* _Stated problem_
Reproduce all records verbatim.

* _Provided material_
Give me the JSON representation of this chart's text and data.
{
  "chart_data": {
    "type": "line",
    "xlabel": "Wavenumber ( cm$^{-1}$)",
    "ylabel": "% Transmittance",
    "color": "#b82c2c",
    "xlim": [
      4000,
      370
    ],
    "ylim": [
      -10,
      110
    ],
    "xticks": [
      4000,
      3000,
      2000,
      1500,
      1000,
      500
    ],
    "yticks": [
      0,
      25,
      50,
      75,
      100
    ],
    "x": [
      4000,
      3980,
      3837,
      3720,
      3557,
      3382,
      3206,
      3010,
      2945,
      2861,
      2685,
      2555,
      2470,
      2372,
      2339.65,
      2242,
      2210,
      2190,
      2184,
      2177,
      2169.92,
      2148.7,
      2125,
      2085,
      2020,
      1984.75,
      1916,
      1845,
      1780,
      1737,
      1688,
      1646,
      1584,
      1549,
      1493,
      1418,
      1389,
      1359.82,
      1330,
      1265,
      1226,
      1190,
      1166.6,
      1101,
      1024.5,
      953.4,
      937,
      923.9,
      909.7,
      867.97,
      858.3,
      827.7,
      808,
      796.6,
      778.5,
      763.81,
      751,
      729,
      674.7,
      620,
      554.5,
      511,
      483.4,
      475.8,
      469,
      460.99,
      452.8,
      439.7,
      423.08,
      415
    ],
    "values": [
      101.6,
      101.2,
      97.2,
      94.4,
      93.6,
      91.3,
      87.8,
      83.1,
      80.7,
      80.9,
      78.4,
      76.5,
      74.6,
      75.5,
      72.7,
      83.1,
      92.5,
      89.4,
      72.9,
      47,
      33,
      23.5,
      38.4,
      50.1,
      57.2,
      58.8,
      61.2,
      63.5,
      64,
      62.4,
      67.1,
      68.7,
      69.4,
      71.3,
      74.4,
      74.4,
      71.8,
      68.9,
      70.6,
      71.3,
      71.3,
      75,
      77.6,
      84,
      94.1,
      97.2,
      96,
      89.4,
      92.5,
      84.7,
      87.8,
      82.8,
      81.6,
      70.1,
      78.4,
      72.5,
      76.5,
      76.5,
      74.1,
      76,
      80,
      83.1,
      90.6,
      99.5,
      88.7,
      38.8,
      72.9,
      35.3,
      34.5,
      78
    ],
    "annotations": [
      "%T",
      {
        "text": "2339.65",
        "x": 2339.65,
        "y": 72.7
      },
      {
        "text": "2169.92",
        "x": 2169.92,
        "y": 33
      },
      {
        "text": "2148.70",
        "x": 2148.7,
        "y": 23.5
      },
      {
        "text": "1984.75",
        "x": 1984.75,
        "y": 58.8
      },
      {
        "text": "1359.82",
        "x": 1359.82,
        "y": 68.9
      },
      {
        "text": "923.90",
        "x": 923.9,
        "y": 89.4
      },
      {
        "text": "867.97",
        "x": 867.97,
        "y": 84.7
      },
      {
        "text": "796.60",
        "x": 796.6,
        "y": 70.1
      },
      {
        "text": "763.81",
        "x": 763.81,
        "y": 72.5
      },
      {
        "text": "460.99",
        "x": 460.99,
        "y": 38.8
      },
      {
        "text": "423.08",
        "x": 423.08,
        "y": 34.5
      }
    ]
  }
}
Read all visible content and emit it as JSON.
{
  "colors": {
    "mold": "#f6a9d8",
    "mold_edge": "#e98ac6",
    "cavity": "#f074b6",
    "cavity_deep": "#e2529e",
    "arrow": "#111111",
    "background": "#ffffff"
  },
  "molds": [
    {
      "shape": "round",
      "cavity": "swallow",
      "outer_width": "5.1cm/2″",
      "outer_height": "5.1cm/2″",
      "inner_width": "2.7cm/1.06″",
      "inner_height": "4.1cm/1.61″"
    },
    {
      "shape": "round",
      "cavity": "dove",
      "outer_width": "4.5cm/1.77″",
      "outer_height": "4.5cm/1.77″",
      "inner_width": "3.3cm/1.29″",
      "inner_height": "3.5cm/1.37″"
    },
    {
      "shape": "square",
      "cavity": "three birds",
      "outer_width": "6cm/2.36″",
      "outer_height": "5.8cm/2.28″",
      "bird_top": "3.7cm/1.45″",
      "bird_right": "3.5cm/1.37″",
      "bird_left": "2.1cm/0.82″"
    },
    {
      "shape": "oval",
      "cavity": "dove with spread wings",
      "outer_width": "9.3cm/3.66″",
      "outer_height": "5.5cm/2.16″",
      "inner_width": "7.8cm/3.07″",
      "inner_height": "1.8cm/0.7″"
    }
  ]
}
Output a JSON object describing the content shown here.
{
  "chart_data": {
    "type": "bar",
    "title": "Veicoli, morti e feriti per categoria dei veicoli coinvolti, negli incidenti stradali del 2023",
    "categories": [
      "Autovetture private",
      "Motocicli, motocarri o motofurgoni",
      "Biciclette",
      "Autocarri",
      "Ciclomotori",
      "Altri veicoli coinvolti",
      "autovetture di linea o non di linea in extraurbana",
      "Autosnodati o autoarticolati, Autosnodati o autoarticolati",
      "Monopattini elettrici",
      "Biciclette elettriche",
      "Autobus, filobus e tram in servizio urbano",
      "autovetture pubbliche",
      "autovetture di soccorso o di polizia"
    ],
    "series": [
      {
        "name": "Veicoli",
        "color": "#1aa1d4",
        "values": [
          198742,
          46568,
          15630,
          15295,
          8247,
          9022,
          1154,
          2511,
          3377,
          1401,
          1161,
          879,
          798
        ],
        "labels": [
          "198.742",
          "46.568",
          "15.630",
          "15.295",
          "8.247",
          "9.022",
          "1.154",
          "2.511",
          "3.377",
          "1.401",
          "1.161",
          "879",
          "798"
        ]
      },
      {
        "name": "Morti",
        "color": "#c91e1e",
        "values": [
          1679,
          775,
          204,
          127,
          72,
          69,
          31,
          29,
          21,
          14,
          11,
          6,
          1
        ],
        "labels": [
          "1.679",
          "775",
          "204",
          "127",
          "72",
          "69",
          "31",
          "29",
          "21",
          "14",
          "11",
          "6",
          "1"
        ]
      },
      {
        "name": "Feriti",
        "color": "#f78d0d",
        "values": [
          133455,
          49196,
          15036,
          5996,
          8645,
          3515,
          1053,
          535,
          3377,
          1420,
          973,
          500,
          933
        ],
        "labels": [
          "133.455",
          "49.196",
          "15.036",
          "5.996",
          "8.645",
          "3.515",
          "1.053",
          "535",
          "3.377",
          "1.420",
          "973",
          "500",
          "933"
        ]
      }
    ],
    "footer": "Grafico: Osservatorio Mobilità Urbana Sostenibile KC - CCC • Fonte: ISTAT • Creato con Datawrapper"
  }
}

* _Answer for the task_
Give me the JSON representation of this chart's text and data.
{
  "chart_data": {
    "type": "line",
    "xlabel": "Wavenumber ( cm$^{-1}$)",
    "ylabel": "% Transmittance",
    "color": "#b82c2c",
    "xlim": [
      4000,
      370
    ],
    "ylim": [
      -10,
      110
    ],
    "xticks": [
      4000,
      3000,
      2000,
      1500,
      1000,
      500
    ],
    "yticks": [
      0,
      25,
      50,
      75,
      100
    ],
    "x": [
      4000,
      3980,
      3837,
      3720,
      3557,
      3382,
      3206,
      3010,
      2945,
      2861,
      2685,
      2555,
      2470,
      2372,
      2339.65,
      2242,
      2210,
      2190,
      2184,
      2177,
      2169.92,
      2148.7,
      2125,
      2085,
      2020,
      1984.75,
      1916,
      1845,
      1780,
      1737,
      1688,
      1646,
      1584,
      1549,
      1493,
      1418,
      1389,
      1359.82,
      1330,
      1265,
      1226,
      1190,
      1166.6,
      1101,
      1024.5,
      953.4,
      937,
      923.9,
      909.7,
      867.97,
      858.3,
      827.7,
      808,
      796.6,
      778.5,
      763.81,
      751,
      729,
      674.7,
      620,
      554.5,
      511,
      483.4,
      475.8,
      469,
      460.99,
      452.8,
      439.7,
      423.08,
      415
    ],
    "values": [
      101.6,
      101.2,
      97.2,
      94.4,
      93.6,
      91.3,
      87.8,
      83.1,
      80.7,
      80.9,
      78.4,
      76.5,
      74.6,
      75.5,
      72.7,
      83.1,
      92.5,
      89.4,
      72.9,
      47,
      33,
      23.5,
      38.4,
      50.1,
      57.2,
      58.8,
      61.2,
      63.5,
      64,
      62.4,
      67.1,
      68.7,
      69.4,
      71.3,
      74.4,
      74.4,
      71.8,
      68.9,
      70.6,
      71.3,
      71.3,
      75,
      77.6,
      84,
      94.1,
      97.2,
      96,
      89.4,
      92.5,
      84.7,
      87.8,
      82.8,
      81.6,
      70.1,
      78.4,
      72.5,
      76.5,
      76.5,
      74.1,
      76,
      80,
      83.1,
      90.6,
      99.5,
      88.7,
      38.8,
      72.9,
      35.3,
      34.5,
      78
    ],
    "annotations": [
      "%T",
      {
        "text": "2339.65",
        "x": 2339.65,
        "y": 72.7
      },
      {
        "text": "2169.92",
        "x": 2169.92,
        "y": 33
      },
      {
        "text": "2148.70",
        "x": 2148.7,
        "y": 23.5
      },
      {
        "text": "1984.75",
        "x": 1984.75,
        "y": 58.8
      },
      {
        "text": "1359.82",
        "x": 1359.82,
        "y": 68.9
      },
      {
        "text": "923.90",
        "x": 923.9,
        "y": 89.4
      },
      {
        "text": "867.97",
        "x": 867.97,
        "y": 84.7
      },
      {
        "text": "796.60",
        "x": 796.6,
        "y": 70.1
      },
      {
        "text": "763.81",
        "x": 763.81,
        "y": 72.5
      },
      {
        "text": "460.99",
        "x": 460.99,
        "y": 38.8
      },
      {
        "text": "423.08",
        "x": 423.08,
        "y": 34.5
      }
    ]
  }
}
Read all visible content and emit it as JSON.
{
  "colors": {
    "mold": "#f6a9d8",
    "mold_edge": "#e98ac6",
    "cavity": "#f074b6",
    "cavity_deep": "#e2529e",
    "arrow": "#111111",
    "background": "#ffffff"
  },
  "molds": [
    {
      "shape": "round",
      "cavity": "swallow",
      "outer_width": "5.1cm/2″",
      "outer_height": "5.1cm/2″",
      "inner_width": "2.7cm/1.06″",
      "inner_height": "4.1cm/1.61″"
    },
    {
      "shape": "round",
      "cavity": "dove",
      "outer_width": "4.5cm/1.77″",
      "outer_height": "4.5cm/1.77″",
      "inner_width": "3.3cm/1.29″",
      "inner_height": "3.5cm/1.37″"
    },
    {
      "shape": "square",
      "cavity": "three birds",
      "outer_width": "6cm/2.36″",
      "outer_height": "5.8cm/2.28″",
      "bird_top": "3.7cm/1.45″",
      "bird_right": "3.5cm/1.37″",
      "bird_left": "2.1cm/0.82″"
    },
    {
      "shape": "oval",
      "cavity": "dove with spread wings",
      "outer_width": "9.3cm/3.66″",
      "outer_height": "5.5cm/2.16″",
      "inner_width": "7.8cm/3.07″",
      "inner_height": "1.8cm/0.7″"
    }
  ]
}
Output a JSON object describing the content shown here.
{
  "chart_data": {
    "type": "bar",
    "title": "Veicoli, morti e feriti per categoria dei veicoli coinvolti, negli incidenti stradali del 2023",
    "categories": [
      "Autovetture private",
      "Motocicli, motocarri o motofurgoni",
      "Biciclette",
      "Autocarri",
      "Ciclomotori",
      "Altri veicoli coinvolti",
      "autovetture di linea o non di linea in extraurbana",
      "Autosnodati o autoarticolati, Autosnodati o autoarticolati",
      "Monopattini elettrici",
      "Biciclette elettriche",
      "Autobus, filobus e tram in servizio urbano",
      "autovetture pubbliche",
      "autovetture di soccorso o di polizia"
    ],
    "series": [
      {
        "name": "Veicoli",
        "color": "#1aa1d4",
        "values": [
          198742,
          46568,
          15630,
          15295,
          8247,
          9022,
          1154,
          2511,
          3377,
          1401,
          1161,
          879,
          798
        ],
        "labels": [
          "198.742",
          "46.568",
          "15.630",
          "15.295",
          "8.247",
          "9.022",
          "1.154",
          "2.511",
          "3.377",
          "1.401",
          "1.161",
          "879",
          "798"
        ]
      },
      {
        "name": "Morti",
        "color": "#c91e1e",
        "values": [
          1679,
          775,
          204,
          127,
          72,
          69,
          31,
          29,
          21,
          14,
          11,
          6,
          1
        ],
        "labels": [
          "1.679",
          "775",
          "204",
          "127",
          "72",
          "69",
          "31",
          "29",
          "21",
          "14",
          "11",
          "6",
          "1"
        ]
      },
      {
        "name": "Feriti",
        "color": "#f78d0d",
        "values": [
          133455,
          49196,
          15036,
          5996,
          8645,
          3515,
          1053,
          535,
          3377,
          1420,
          973,
          500,
          933
        ],
        "labels": [
          "133.455",
          "49.196",
          "15.036",
          "5.996",
          "8.645",
          "3.515",
          "1.053",
          "535",
          "3.377",
          "1.420",
          "973",
          "500",
          "933"
        ]
      }
    ],
    "footer": "Grafico: Osservatorio Mobilità Urbana Sostenibile KC - CCC • Fonte: ISTAT • Creato con Datawrapper"
  }
}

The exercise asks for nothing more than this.